### DIRECTIONS:
Below is a listing; reproduce each line of it exactly.
-- SOURCE RECORDS start --
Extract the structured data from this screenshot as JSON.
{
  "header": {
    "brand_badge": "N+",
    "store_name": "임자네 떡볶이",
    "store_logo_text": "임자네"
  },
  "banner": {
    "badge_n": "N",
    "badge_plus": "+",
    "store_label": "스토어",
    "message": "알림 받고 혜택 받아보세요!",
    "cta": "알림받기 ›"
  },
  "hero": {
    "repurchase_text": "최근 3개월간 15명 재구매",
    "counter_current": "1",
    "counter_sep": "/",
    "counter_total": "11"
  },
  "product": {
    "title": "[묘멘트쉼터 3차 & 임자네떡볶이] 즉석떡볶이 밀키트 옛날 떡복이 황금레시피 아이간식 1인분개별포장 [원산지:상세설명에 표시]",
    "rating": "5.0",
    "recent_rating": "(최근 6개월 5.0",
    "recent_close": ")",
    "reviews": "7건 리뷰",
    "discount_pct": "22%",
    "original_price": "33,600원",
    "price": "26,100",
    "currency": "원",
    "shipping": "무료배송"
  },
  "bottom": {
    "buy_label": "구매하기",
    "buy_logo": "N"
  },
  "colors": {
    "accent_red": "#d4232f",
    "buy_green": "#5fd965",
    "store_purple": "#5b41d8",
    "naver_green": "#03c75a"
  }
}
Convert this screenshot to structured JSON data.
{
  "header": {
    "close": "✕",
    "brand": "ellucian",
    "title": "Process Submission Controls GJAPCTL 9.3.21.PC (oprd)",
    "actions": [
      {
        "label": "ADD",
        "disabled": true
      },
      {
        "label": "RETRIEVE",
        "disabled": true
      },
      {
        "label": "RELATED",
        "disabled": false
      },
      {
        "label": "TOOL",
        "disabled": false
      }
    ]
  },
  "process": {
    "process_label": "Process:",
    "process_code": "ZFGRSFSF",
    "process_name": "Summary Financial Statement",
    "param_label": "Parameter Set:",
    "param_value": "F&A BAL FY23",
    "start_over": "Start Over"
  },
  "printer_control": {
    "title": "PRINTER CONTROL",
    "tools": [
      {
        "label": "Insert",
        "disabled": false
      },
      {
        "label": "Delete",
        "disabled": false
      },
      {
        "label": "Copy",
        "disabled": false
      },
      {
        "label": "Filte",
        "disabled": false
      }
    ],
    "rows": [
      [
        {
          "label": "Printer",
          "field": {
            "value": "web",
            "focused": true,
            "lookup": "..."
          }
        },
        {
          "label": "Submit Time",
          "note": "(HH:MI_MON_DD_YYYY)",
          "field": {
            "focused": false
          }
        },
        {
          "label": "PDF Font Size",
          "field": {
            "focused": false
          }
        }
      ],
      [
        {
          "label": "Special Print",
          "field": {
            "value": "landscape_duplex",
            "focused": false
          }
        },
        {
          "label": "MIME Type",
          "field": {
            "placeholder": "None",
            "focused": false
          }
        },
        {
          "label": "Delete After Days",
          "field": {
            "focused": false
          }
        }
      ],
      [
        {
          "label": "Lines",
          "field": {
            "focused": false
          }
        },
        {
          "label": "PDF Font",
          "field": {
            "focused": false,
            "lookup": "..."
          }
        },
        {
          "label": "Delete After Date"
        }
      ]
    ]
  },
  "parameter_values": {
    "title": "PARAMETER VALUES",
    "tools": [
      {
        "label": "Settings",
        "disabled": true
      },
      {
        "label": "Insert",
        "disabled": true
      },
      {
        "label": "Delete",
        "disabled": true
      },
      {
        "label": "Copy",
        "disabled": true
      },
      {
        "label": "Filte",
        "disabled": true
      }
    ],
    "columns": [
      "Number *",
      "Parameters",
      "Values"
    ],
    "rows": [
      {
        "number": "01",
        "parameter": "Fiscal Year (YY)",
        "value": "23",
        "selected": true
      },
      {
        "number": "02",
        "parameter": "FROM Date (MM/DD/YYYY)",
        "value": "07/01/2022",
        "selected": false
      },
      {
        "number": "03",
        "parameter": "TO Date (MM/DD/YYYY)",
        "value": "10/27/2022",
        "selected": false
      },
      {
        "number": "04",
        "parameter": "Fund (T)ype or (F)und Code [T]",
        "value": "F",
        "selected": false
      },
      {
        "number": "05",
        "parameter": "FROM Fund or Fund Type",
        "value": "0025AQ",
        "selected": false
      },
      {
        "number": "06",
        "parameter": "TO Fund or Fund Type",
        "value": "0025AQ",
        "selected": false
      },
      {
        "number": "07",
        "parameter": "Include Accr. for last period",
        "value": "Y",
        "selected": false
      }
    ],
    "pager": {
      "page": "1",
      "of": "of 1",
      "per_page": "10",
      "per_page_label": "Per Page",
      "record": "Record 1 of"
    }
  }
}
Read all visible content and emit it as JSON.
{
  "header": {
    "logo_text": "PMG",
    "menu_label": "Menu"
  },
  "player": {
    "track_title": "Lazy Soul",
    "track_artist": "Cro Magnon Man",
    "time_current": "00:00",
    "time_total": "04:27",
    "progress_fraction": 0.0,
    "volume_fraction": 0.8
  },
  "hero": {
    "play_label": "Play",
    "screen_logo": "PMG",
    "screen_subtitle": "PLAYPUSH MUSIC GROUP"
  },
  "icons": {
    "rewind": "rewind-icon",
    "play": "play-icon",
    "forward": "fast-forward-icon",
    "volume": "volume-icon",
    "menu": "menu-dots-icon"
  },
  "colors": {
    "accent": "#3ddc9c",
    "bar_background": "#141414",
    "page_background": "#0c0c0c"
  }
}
-- SOURCE RECORDS end --
### THE RESULT:
Extract the structured data from this screenshot as JSON.
{
  "header": {
    "brand_badge": "N+",
    "store_name": "임자네 떡볶이",
    "store_logo_text": "임자네"
  },
  "banner": {
    "badge_n": "N",
    "badge_plus": "+",
    "store_label": "스토어",
    "message": "알림 받고 혜택 받아보세요!",
    "cta": "알림받기 ›"
  },
  "hero": {
    "repurchase_text": "최근 3개월간 15명 재구매",
    "counter_current": "1",
    "counter_sep": "/",
    "counter_total": "11"
  },
  "product": {
    "title": "[묘멘트쉼터 3차 & 임자네떡볶이] 즉석떡볶이 밀키트 옛날 떡복이 황금레시피 아이간식 1인분개별포장 [원산지:상세설명에 표시]",
    "rating": "5.0",
    "recent_rating": "(최근 6개월 5.0",
    "recent_close": ")",
    "reviews": "7건 리뷰",
    "discount_pct": "22%",
    "original_price": "33,600원",
    "price": "26,100",
    "currency": "원",
    "shipping": "무료배송"
  },
  "bottom": {
    "buy_label": "구매하기",
    "buy_logo": "N"
  },
  "colors": {
    "accent_red": "#d4232f",
    "buy_green": "#5fd965",
    "store_purple": "#5b41d8",
    "naver_green": "#03c75a"
  }
}
Convert this screenshot to structured JSON data.
{
  "header": {
    "close": "✕",
    "brand": "ellucian",
    "title": "Process Submission Controls GJAPCTL 9.3.21.PC (oprd)",
    "actions": [
      {
        "label": "ADD",
        "disabled": true
      },
      {
        "label": "RETRIEVE",
        "disabled": true
      },
      {
        "label": "RELATED",
        "disabled": false
      },
      {
        "label": "TOOL",
        "disabled": false
      }
    ]
  },
  "process": {
    "process_label": "Process:",
    "process_code": "ZFGRSFSF",
    "process_name": "Summary Financial Statement",
    "param_label": "Parameter Set:",
    "param_value": "F&A BAL FY23",
    "start_over": "Start Over"
  },
  "printer_control": {
    "title": "PRINTER CONTROL",
    "tools": [
      {
        "label": "Insert",
        "disabled": false
      },
      {
        "label": "Delete",
        "disabled": false
      },
      {
        "label": "Copy",
        "disabled": false
      },
      {
        "label": "Filte",
        "disabled": false
      }
    ],
    "rows": [
      [
        {
          "label": "Printer",
          "field": {
            "value": "web",
            "focused": true,
            "lookup": "..."
          }
        },
        {
          "label": "Submit Time",
          "note": "(HH:MI_MON_DD_YYYY)",
          "field": {
            "focused": false
          }
        },
        {
          "label": "PDF Font Size",
          "field": {
            "focused": false
          }
        }
      ],
      [
        {
          "label": "Special Print",
          "field": {
            "value": "landscape_duplex",
            "focused": false
          }
        },
        {
          "label": "MIME Type",
          "field": {
            "placeholder": "None",
            "focused": false
          }
        },
        {
          "label": "Delete After Days",
          "field": {
            "focused": false
          }
        }
      ],
      [
        {
          "label": "Lines",
          "field": {
            "focused": false
          }
        },
        {
          "label": "PDF Font",
          "field": {
            "focused": false,
            "lookup": "..."
          }
        },
        {
          "label": "Delete After Date"
        }
      ]
    ]
  },
  "parameter_values": {
    "title": "PARAMETER VALUES",
    "tools": [
      {
        "label": "Settings",
        "disabled": true
      },
      {
        "label": "Insert",
        "disabled": true
      },
      {
        "label": "Delete",
        "disabled": true
      },
      {
        "label": "Copy",
        "disabled": true
      },
      {
        "label": "Filte",
        "disabled": true
      }
    ],
    "columns": [
      "Number *",
      "Parameters",
      "Values"
    ],
    "rows": [
      {
        "number": "01",
        "parameter": "Fiscal Year (YY)",
        "value": "23",
        "selected": true
      },
      {
        "number": "02",
        "parameter": "FROM Date (MM/DD/YYYY)",
        "value": "07/01/2022",
        "selected": false
      },
      {
        "number": "03",
        "parameter": "TO Date (MM/DD/YYYY)",
        "value": "10/27/2022",
        "selected": false
      },
      {
        "number": "04",
        "parameter": "Fund (T)ype or (F)und Code [T]",
        "value": "F",
        "selected": false
      },
      {
        "number": "05",
        "parameter": "FROM Fund or Fund Type",
        "value": "0025AQ",
        "selected": false
      },
      {
        "number": "06",
        "parameter": "TO Fund or Fund Type",
        "value": "0025AQ",
        "selected": false
      },
      {
        "number": "07",
        "parameter": "Include Accr. for last period",
        "value": "Y",
        "selected": false
      }
    ],
    "pager": {
      "page": "1",
      "of": "of 1",
      "per_page": "10",
      "per_page_label": "Per Page",
      "record": "Record 1 of"
    }
  }
}
Read all visible content and emit it as JSON.
{
  "header": {
    "logo_text": "PMG",
    "menu_label": "Menu"
  },
  "player": {
    "track_title": "Lazy Soul",
    "track_artist": "Cro Magnon Man",
    "time_current": "00:00",
    "time_total": "04:27",
    "progress_fraction": 0.0,
    "volume_fraction": 0.8
  },
  "hero": {
    "play_label": "Play",
    "screen_logo": "PMG",
    "screen_subtitle": "PLAYPUSH MUSIC GROUP"
  },
  "icons": {
    "rewind": "rewind-icon",
    "play": "play-icon",
    "forward": "fast-forward-icon",
    "volume": "volume-icon",
    "menu": "menu-dots-icon"
  },
  "colors": {
    "accent": "#3ddc9c",
    "bar_background": "#141414",
    "page_background": "#0c0c0c"
  }
}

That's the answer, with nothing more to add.